▶ [Challenge]
Set down the data below without change, skipping the pictures it holds.

▶ [Provided entries]

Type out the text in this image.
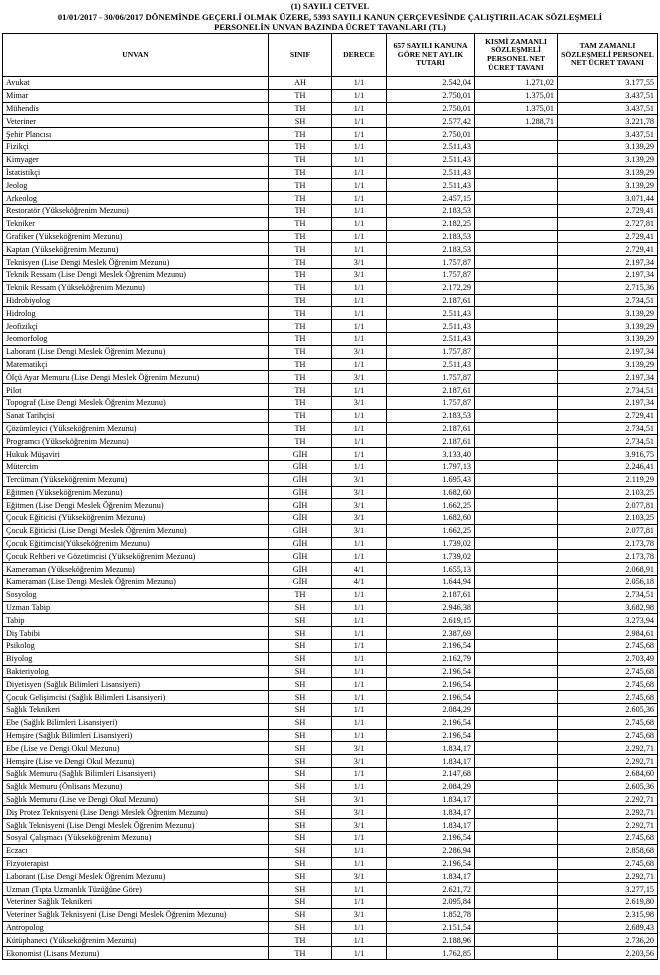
(1) SAYILI CETVEL
01/01/2017 - 30/06/2017 DÖNEMİNDE GEÇERLİ OLMAK ÜZERE, 5393 SAYILI KANUN ÇERÇEVESİNDE ÇALIŞTIRILACAK SÖZLEŞMELİ
PERSONELİN UNVAN BAZINDA ÜCRET TAVANLARI (TL)
UNVAN	SINIF	DERECE	657 SAYILI KANUNA GÖRE NET AYLIK TUTARI	KISMİ ZAMANLI SÖZLEŞMELİ PERSONEL NET ÜCRET TAVANI	TAM ZAMANLI SÖZLEŞMELİ PERSONEL NET ÜCRET TAVANI
Avukat	AH	1/1	2.542,04	1.271,02	3.177,55
Mimar	TH	1/1	2.750,01	1.375,01	3.437,51
Mühendis	TH	1/1	2.750,01	1.375,01	3.437,51
Veteriner	SH	1/1	2.577,42	1.288,71	3.221,78
Şehir Plancısı	TH	1/1	2.750,01		3.437,51
Fizikçi	TH	1/1	2.511,43		3.139,29
Kimyager	TH	1/1	2.511,43		3.139,29
İstatistikçi	TH	1/1	2.511,43		3.139,29
Jeolog	TH	1/1	2.511,43		3.139,29
Arkeolog	TH	1/1	2.457,15		3.071,44
Restoratör (Yükseköğrenim Mezunu)	TH	1/1	2.183,53		2.729,41
Tekniker	TH	1/1	2.182,25		2.727,81
Grafiker (Yükseköğrenim Mezunu)	TH	1/1	2.183,53		2.729,41
Kaptan (Yükseköğrenim Mezunu)	TH	1/1	2.183,53		2.729,41
Teknisyen (Lise Dengi Meslek Öğrenim Mezunu)	TH	3/1	1.757,87		2.197,34
Teknik Ressam (Lise Dengi Meslek Öğrenim Mezunu)	TH	3/1	1.757,87		2.197,34
Teknik Ressam (Yükseköğrenim Mezunu)	TH	1/1	2.172,29		2.715,36
Hidrobiyolog	TH	1/1	2.187,61		2.734,51
Hidrolog	TH	1/1	2.511,43		3.139,29
Jeofizikçi	TH	1/1	2.511,43		3.139,29
Jeomorfolog	TH	1/1	2.511,43		3.139,29
Laborant (Lise Dengi Meslek Öğrenim Mezunu)	TH	3/1	1.757,87		2.197,34
Matematikçi	TH	1/1	2.511,43		3.139,29
Ölçü Ayar Memuru (Lise Dengi Meslek Öğrenim Mezunu)	TH	3/1	1.757,87		2.197,34
Pilot	TH	1/1	2.187,61		2.734,51
Topograf (Lise Dengi Meslek Öğrenim Mezunu)	TH	3/1	1.757,87		2.197,34
Sanat Tarihçisi	TH	1/1	2.183,53		2.729,41
Çözümleyici (Yükseköğrenim Mezunu)	TH	1/1	2.187,61		2.734,51
Programcı (Yükseköğrenim Mezunu)	TH	1/1	2.187,61		2.734,51
Hukuk Müşaviri	GİH	1/1	3.133,40		3.916,75
Mütercim	GİH	1/1	1.797,13		2.246,41
Tercüman (Yükseköğrenim Mezunu)	GİH	3/1	1.695,43		2.119,29
Eğitmen (Yükseköğrenim Mezunu)	GİH	3/1	1.682,60		2.103,25
Eğitmen (Lise Dengi Meslek Öğrenim Mezunu)	GİH	3/1	1.662,25		2.077,81
Çocuk Eğiticisi (Yükseköğrenim Mezunu)	GİH	3/1	1.682,60		2.103,25
Çocuk Eğiticisi (Lise Dengi Meslek Öğrenim Mezunu)	GİH	3/1	1.662,25		2.077,81
Çocuk Eğitimcisi(Yükseköğrenim Mezunu)	GİH	1/1	1.739,02		2.173,78
Çocuk Rehberi ve Gözetimcisi (Yükseköğrenim Mezunu)	GİH	1/1	1.739,02		2.173,78
Kameraman (Yükseköğrenim Mezunu)	GİH	4/1	1.655,13		2.068,91
Kameraman (Lise Dengi Meslek Öğrenim Mezunu)	GİH	4/1	1.644,94		2.056,18
Sosyolog	TH	1/1	2.187,61		2.734,51
Uzman Tabip	SH	1/1	2.946,38		3.682,98
Tabip	SH	1/1	2.619,15		3.273,94
Diş Tabibi	SH	1/1	2.387,69		2.984,61
Psikolog	SH	1/1	2.196,54		2.745,68
Biyolog	SH	1/1	2.162,79		2.703,49
Bakteriyolog	SH	1/1	2.196,54		2.745,68
Diyetisyen (Sağlık Bilimleri Lisansiyeri)	SH	1/1	2.196,54		2.745,68
Çocuk Gelişimcisi (Sağlık Bilimleri Lisansiyeri)	SH	1/1	2.196,54		2.745,68
Sağlık Teknikeri	SH	1/1	2.084,29		2.605,36
Ebe (Sağlık Bilimleri Lisansiyeri)	SH	1/1	2.196,54		2.745,68
Hemşire (Sağlık Bilimleri Lisansiyeri)	SH	1/1	2.196,54		2.745,68
Ebe (Lise ve Dengi Okul Mezunu)	SH	3/1	1.834,17		2.292,71
Hemşire (Lise ve Dengi Okul Mezunu)	SH	3/1	1.834,17		2.292,71
Sağlık Memuru (Sağlık Bilimleri Lisansiyeri)	SH	1/1	2.147,68		2.684,60
Sağlık Memuru (Önlisans Mezunu)	SH	1/1	2.084,29		2.605,36
Sağlık Memuru (Lise ve Dengi Okul Mezunu)	SH	3/1	1.834,17		2.292,71
Diş Protez Teknisyeni (Lise Dengi Meslek Öğrenim Mezunu)	SH	3/1	1.834,17		2.292,71
Sağlık Teknisyeni (Lise Dengi Meslek Öğrenim Mezunu)	SH	3/1	1.834,17		2.292,71
Sosyal Çalışmacı (Yükseköğrenim Mezunu)	SH	1/1	2.196,54		2.745,68
Eczacı	SH	1/1	2.286,94		2.858,68
Fizyoterapist	SH	1/1	2.196,54		2.745,68
Laborant (Lise Dengi Meslek Öğrenim Mezunu)	SH	3/1	1.834,17		2.292,71
Uzman (Tıpta Uzmanlık Tüzüğüne Göre)	SH	1/1	2.621,72		3.277,15
Veteriner Sağlık Teknikeri	SH	1/1	2.095,84		2.619,80
Veteriner Sağlık Teknisyeni (Lise Dengi Meslek Öğrenim Mezunu)	SH	3/1	1.852,78		2.315,98
Antropolog	SH	1/1	2.151,54		2.689,43
Kütüphaneci (Yükseköğrenim Mezunu)	TH	1/1	2.188,96		2.736,20
Ekonomist (Lisans Mezunu)	TH	1/1	1.762,85		2.203,56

▶ [Response to the task]
Type out the text in this image.
(1) SAYILI CETVEL
01/01/2017 - 30/06/2017 DÖNEMİNDE GEÇERLİ OLMAK ÜZERE, 5393 SAYILI KANUN ÇERÇEVESİNDE ÇALIŞTIRILACAK SÖZLEŞMELİ
PERSONELİN UNVAN BAZINDA ÜCRET TAVANLARI (TL)
UNVAN	SINIF	DERECE	657 SAYILI KANUNA GÖRE NET AYLIK TUTARI	KISMİ ZAMANLI SÖZLEŞMELİ PERSONEL NET ÜCRET TAVANI	TAM ZAMANLI SÖZLEŞMELİ PERSONEL NET ÜCRET TAVANI
Avukat	AH	1/1	2.542,04	1.271,02	3.177,55
Mimar	TH	1/1	2.750,01	1.375,01	3.437,51
Mühendis	TH	1/1	2.750,01	1.375,01	3.437,51
Veteriner	SH	1/1	2.577,42	1.288,71	3.221,78
Şehir Plancısı	TH	1/1	2.750,01		3.437,51
Fizikçi	TH	1/1	2.511,43		3.139,29
Kimyager	TH	1/1	2.511,43		3.139,29
İstatistikçi	TH	1/1	2.511,43		3.139,29
Jeolog	TH	1/1	2.511,43		3.139,29
Arkeolog	TH	1/1	2.457,15		3.071,44
Restoratör (Yükseköğrenim Mezunu)	TH	1/1	2.183,53		2.729,41
Tekniker	TH	1/1	2.182,25		2.727,81
Grafiker (Yükseköğrenim Mezunu)	TH	1/1	2.183,53		2.729,41
Kaptan (Yükseköğrenim Mezunu)	TH	1/1	2.183,53		2.729,41
Teknisyen (Lise Dengi Meslek Öğrenim Mezunu)	TH	3/1	1.757,87		2.197,34
Teknik Ressam (Lise Dengi Meslek Öğrenim Mezunu)	TH	3/1	1.757,87		2.197,34
Teknik Ressam (Yükseköğrenim Mezunu)	TH	1/1	2.172,29		2.715,36
Hidrobiyolog	TH	1/1	2.187,61		2.734,51
Hidrolog	TH	1/1	2.511,43		3.139,29
Jeofizikçi	TH	1/1	2.511,43		3.139,29
Jeomorfolog	TH	1/1	2.511,43		3.139,29
Laborant (Lise Dengi Meslek Öğrenim Mezunu)	TH	3/1	1.757,87		2.197,34
Matematikçi	TH	1/1	2.511,43		3.139,29
Ölçü Ayar Memuru (Lise Dengi Meslek Öğrenim Mezunu)	TH	3/1	1.757,87		2.197,34
Pilot	TH	1/1	2.187,61		2.734,51
Topograf (Lise Dengi Meslek Öğrenim Mezunu)	TH	3/1	1.757,87		2.197,34
Sanat Tarihçisi	TH	1/1	2.183,53		2.729,41
Çözümleyici (Yükseköğrenim Mezunu)	TH	1/1	2.187,61		2.734,51
Programcı (Yükseköğrenim Mezunu)	TH	1/1	2.187,61		2.734,51
Hukuk Müşaviri	GİH	1/1	3.133,40		3.916,75
Mütercim	GİH	1/1	1.797,13		2.246,41
Tercüman (Yükseköğrenim Mezunu)	GİH	3/1	1.695,43		2.119,29
Eğitmen (Yükseköğrenim Mezunu)	GİH	3/1	1.682,60		2.103,25
Eğitmen (Lise Dengi Meslek Öğrenim Mezunu)	GİH	3/1	1.662,25		2.077,81
Çocuk Eğiticisi (Yükseköğrenim Mezunu)	GİH	3/1	1.682,60		2.103,25
Çocuk Eğiticisi (Lise Dengi Meslek Öğrenim Mezunu)	GİH	3/1	1.662,25		2.077,81
Çocuk Eğitimcisi(Yükseköğrenim Mezunu)	GİH	1/1	1.739,02		2.173,78
Çocuk Rehberi ve Gözetimcisi (Yükseköğrenim Mezunu)	GİH	1/1	1.739,02		2.173,78
Kameraman (Yükseköğrenim Mezunu)	GİH	4/1	1.655,13		2.068,91
Kameraman (Lise Dengi Meslek Öğrenim Mezunu)	GİH	4/1	1.644,94		2.056,18
Sosyolog	TH	1/1	2.187,61		2.734,51
Uzman Tabip	SH	1/1	2.946,38		3.682,98
Tabip	SH	1/1	2.619,15		3.273,94
Diş Tabibi	SH	1/1	2.387,69		2.984,61
Psikolog	SH	1/1	2.196,54		2.745,68
Biyolog	SH	1/1	2.162,79		2.703,49
Bakteriyolog	SH	1/1	2.196,54		2.745,68
Diyetisyen (Sağlık Bilimleri Lisansiyeri)	SH	1/1	2.196,54		2.745,68
Çocuk Gelişimcisi (Sağlık Bilimleri Lisansiyeri)	SH	1/1	2.196,54		2.745,68
Sağlık Teknikeri	SH	1/1	2.084,29		2.605,36
Ebe (Sağlık Bilimleri Lisansiyeri)	SH	1/1	2.196,54		2.745,68
Hemşire (Sağlık Bilimleri Lisansiyeri)	SH	1/1	2.196,54		2.745,68
Ebe (Lise ve Dengi Okul Mezunu)	SH	3/1	1.834,17		2.292,71
Hemşire (Lise ve Dengi Okul Mezunu)	SH	3/1	1.834,17		2.292,71
Sağlık Memuru (Sağlık Bilimleri Lisansiyeri)	SH	1/1	2.147,68		2.684,60
Sağlık Memuru (Önlisans Mezunu)	SH	1/1	2.084,29		2.605,36
Sağlık Memuru (Lise ve Dengi Okul Mezunu)	SH	3/1	1.834,17		2.292,71
Diş Protez Teknisyeni (Lise Dengi Meslek Öğrenim Mezunu)	SH	3/1	1.834,17		2.292,71
Sağlık Teknisyeni (Lise Dengi Meslek Öğrenim Mezunu)	SH	3/1	1.834,17		2.292,71
Sosyal Çalışmacı (Yükseköğrenim Mezunu)	SH	1/1	2.196,54		2.745,68
Eczacı	SH	1/1	2.286,94		2.858,68
Fizyoterapist	SH	1/1	2.196,54		2.745,68
Laborant (Lise Dengi Meslek Öğrenim Mezunu)	SH	3/1	1.834,17		2.292,71
Uzman (Tıpta Uzmanlık Tüzüğüne Göre)	SH	1/1	2.621,72		3.277,15
Veteriner Sağlık Teknikeri	SH	1/1	2.095,84		2.619,80
Veteriner Sağlık Teknisyeni (Lise Dengi Meslek Öğrenim Mezunu)	SH	3/1	1.852,78		2.315,98
Antropolog	SH	1/1	2.151,54		2.689,43
Kütüphaneci (Yükseköğrenim Mezunu)	TH	1/1	2.188,96		2.736,20
Ekonomist (Lisans Mezunu)	TH	1/1	1.762,85		2.203,56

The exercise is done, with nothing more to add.